- [Excerpts from a figure dataset]
--- --- ---

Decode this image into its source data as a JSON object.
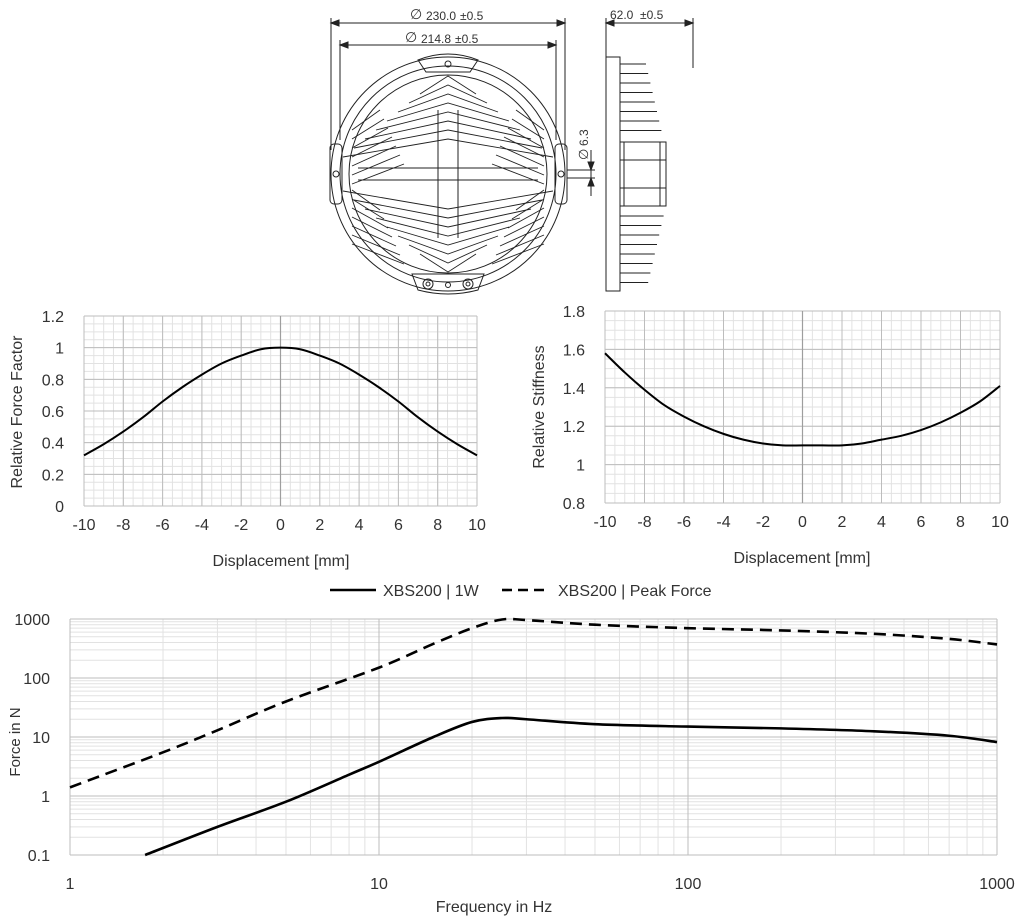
{
  "colors": {
    "ink": "#000000",
    "text": "#333333",
    "grid_major": "#bdbdbd",
    "grid_minor": "#e2e2e2",
    "axis": "#9e9e9e",
    "drawing": "#222222"
  },
  "drawing": {
    "dims": {
      "outer_diameter": "230.0",
      "outer_tolerance": "±0.5",
      "inner_diameter": "214.8",
      "inner_tolerance": "±0.5",
      "hole_diameter": "6.3",
      "depth": "62.0",
      "depth_tolerance": "±0.5"
    },
    "symbol": "∅"
  },
  "chart_data": [
    {
      "type": "line",
      "xlabel": "Displacement [mm]",
      "ylabel": "Relative Force Factor",
      "xlim": [
        -10,
        10
      ],
      "ylim": [
        0,
        1.2
      ],
      "xticks": [
        "-10",
        "-8",
        "-6",
        "-4",
        "-2",
        "0",
        "2",
        "4",
        "6",
        "8",
        "10"
      ],
      "yticks": [
        "0",
        "0.2",
        "0.4",
        "0.6",
        "0.8",
        "1",
        "1.2"
      ],
      "grid": true,
      "series": [
        {
          "x": [
            -10,
            -9,
            -8,
            -7,
            -6,
            -5,
            -4,
            -3,
            -2,
            -1,
            0,
            1,
            2,
            3,
            4,
            5,
            6,
            7,
            8,
            9,
            10
          ],
          "values": [
            0.32,
            0.39,
            0.47,
            0.56,
            0.66,
            0.75,
            0.83,
            0.9,
            0.95,
            0.99,
            1.0,
            0.99,
            0.95,
            0.9,
            0.83,
            0.75,
            0.66,
            0.56,
            0.47,
            0.39,
            0.32
          ]
        }
      ]
    },
    {
      "type": "line",
      "xlabel": "Displacement [mm]",
      "ylabel": "Relative Stiffness",
      "xlim": [
        -10,
        10
      ],
      "ylim": [
        0.8,
        1.8
      ],
      "xticks": [
        "-10",
        "-8",
        "-6",
        "-4",
        "-2",
        "0",
        "2",
        "4",
        "6",
        "8",
        "10"
      ],
      "yticks": [
        "0.8",
        "1",
        "1.2",
        "1.4",
        "1.6",
        "1.8"
      ],
      "grid": true,
      "series": [
        {
          "x": [
            -10,
            -9,
            -8,
            -7,
            -6,
            -5,
            -4,
            -3,
            -2,
            -1,
            0,
            1,
            2,
            3,
            4,
            5,
            6,
            7,
            8,
            9,
            10
          ],
          "values": [
            1.58,
            1.48,
            1.39,
            1.31,
            1.25,
            1.2,
            1.16,
            1.13,
            1.11,
            1.1,
            1.1,
            1.1,
            1.1,
            1.11,
            1.13,
            1.15,
            1.18,
            1.22,
            1.27,
            1.33,
            1.41
          ]
        }
      ]
    },
    {
      "type": "line",
      "xscale": "log",
      "yscale": "log",
      "xlabel": "Frequency in Hz",
      "ylabel": "Force in N",
      "xlim": [
        1,
        1000
      ],
      "ylim": [
        0.1,
        1000
      ],
      "xticks": [
        "1",
        "10",
        "100",
        "1000"
      ],
      "yticks": [
        "0.1",
        "1",
        "10",
        "100",
        "1000"
      ],
      "grid": true,
      "legend": "top",
      "series": [
        {
          "name": "XBS200 | 1W",
          "style": "solid",
          "x": [
            1.75,
            3,
            5,
            8,
            10,
            15,
            20,
            25,
            30,
            50,
            100,
            200,
            400,
            700,
            1000
          ],
          "values": [
            0.1,
            0.3,
            0.8,
            2.3,
            3.8,
            10,
            18,
            21,
            20,
            16.5,
            15,
            14,
            12.5,
            10.5,
            8.2
          ]
        },
        {
          "name": "XBS200 | Peak Force",
          "style": "dashed",
          "x": [
            1,
            2,
            3,
            5,
            10,
            15,
            20,
            25,
            30,
            50,
            100,
            200,
            400,
            700,
            1000
          ],
          "values": [
            1.4,
            5.5,
            13,
            40,
            150,
            380,
            700,
            980,
            960,
            800,
            700,
            640,
            560,
            460,
            370
          ]
        }
      ]
    }
  ]
}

--- --- ---

- [Directions for this task]
Reproduce the listing word for word and omit its pictures.

- [Solution]
Decode this image into its source data as a JSON object.
{
  "colors": {
    "ink": "#000000",
    "text": "#333333",
    "grid_major": "#bdbdbd",
    "grid_minor": "#e2e2e2",
    "axis": "#9e9e9e",
    "drawing": "#222222"
  },
  "drawing": {
    "dims": {
      "outer_diameter": "230.0",
      "outer_tolerance": "±0.5",
      "inner_diameter": "214.8",
      "inner_tolerance": "±0.5",
      "hole_diameter": "6.3",
      "depth": "62.0",
      "depth_tolerance": "±0.5"
    },
    "symbol": "∅"
  },
  "chart_data": [
    {
      "type": "line",
      "xlabel": "Displacement [mm]",
      "ylabel": "Relative Force Factor",
      "xlim": [
        -10,
        10
      ],
      "ylim": [
        0,
        1.2
      ],
      "xticks": [
        "-10",
        "-8",
        "-6",
        "-4",
        "-2",
        "0",
        "2",
        "4",
        "6",
        "8",
        "10"
      ],
      "yticks": [
        "0",
        "0.2",
        "0.4",
        "0.6",
        "0.8",
        "1",
        "1.2"
      ],
      "grid": true,
      "series": [
        {
          "x": [
            -10,
            -9,
            -8,
            -7,
            -6,
            -5,
            -4,
            -3,
            -2,
            -1,
            0,
            1,
            2,
            3,
            4,
            5,
            6,
            7,
            8,
            9,
            10
          ],
          "values": [
            0.32,
            0.39,
            0.47,
            0.56,
            0.66,
            0.75,
            0.83,
            0.9,
            0.95,
            0.99,
            1.0,
            0.99,
            0.95,
            0.9,
            0.83,
            0.75,
            0.66,
            0.56,
            0.47,
            0.39,
            0.32
          ]
        }
      ]
    },
    {
      "type": "line",
      "xlabel": "Displacement [mm]",
      "ylabel": "Relative Stiffness",
      "xlim": [
        -10,
        10
      ],
      "ylim": [
        0.8,
        1.8
      ],
      "xticks": [
        "-10",
        "-8",
        "-6",
        "-4",
        "-2",
        "0",
        "2",
        "4",
        "6",
        "8",
        "10"
      ],
      "yticks": [
        "0.8",
        "1",
        "1.2",
        "1.4",
        "1.6",
        "1.8"
      ],
      "grid": true,
      "series": [
        {
          "x": [
            -10,
            -9,
            -8,
            -7,
            -6,
            -5,
            -4,
            -3,
            -2,
            -1,
            0,
            1,
            2,
            3,
            4,
            5,
            6,
            7,
            8,
            9,
            10
          ],
          "values": [
            1.58,
            1.48,
            1.39,
            1.31,
            1.25,
            1.2,
            1.16,
            1.13,
            1.11,
            1.1,
            1.1,
            1.1,
            1.1,
            1.11,
            1.13,
            1.15,
            1.18,
            1.22,
            1.27,
            1.33,
            1.41
          ]
        }
      ]
    },
    {
      "type": "line",
      "xscale": "log",
      "yscale": "log",
      "xlabel": "Frequency in Hz",
      "ylabel": "Force in N",
      "xlim": [
        1,
        1000
      ],
      "ylim": [
        0.1,
        1000
      ],
      "xticks": [
        "1",
        "10",
        "100",
        "1000"
      ],
      "yticks": [
        "0.1",
        "1",
        "10",
        "100",
        "1000"
      ],
      "grid": true,
      "legend": "top",
      "series": [
        {
          "name": "XBS200 | 1W",
          "style": "solid",
          "x": [
            1.75,
            3,
            5,
            8,
            10,
            15,
            20,
            25,
            30,
            50,
            100,
            200,
            400,
            700,
            1000
          ],
          "values": [
            0.1,
            0.3,
            0.8,
            2.3,
            3.8,
            10,
            18,
            21,
            20,
            16.5,
            15,
            14,
            12.5,
            10.5,
            8.2
          ]
        },
        {
          "name": "XBS200 | Peak Force",
          "style": "dashed",
          "x": [
            1,
            2,
            3,
            5,
            10,
            15,
            20,
            25,
            30,
            50,
            100,
            200,
            400,
            700,
            1000
          ],
          "values": [
            1.4,
            5.5,
            13,
            40,
            150,
            380,
            700,
            980,
            960,
            800,
            700,
            640,
            560,
            460,
            370
          ]
        }
      ]
    }
  ]
}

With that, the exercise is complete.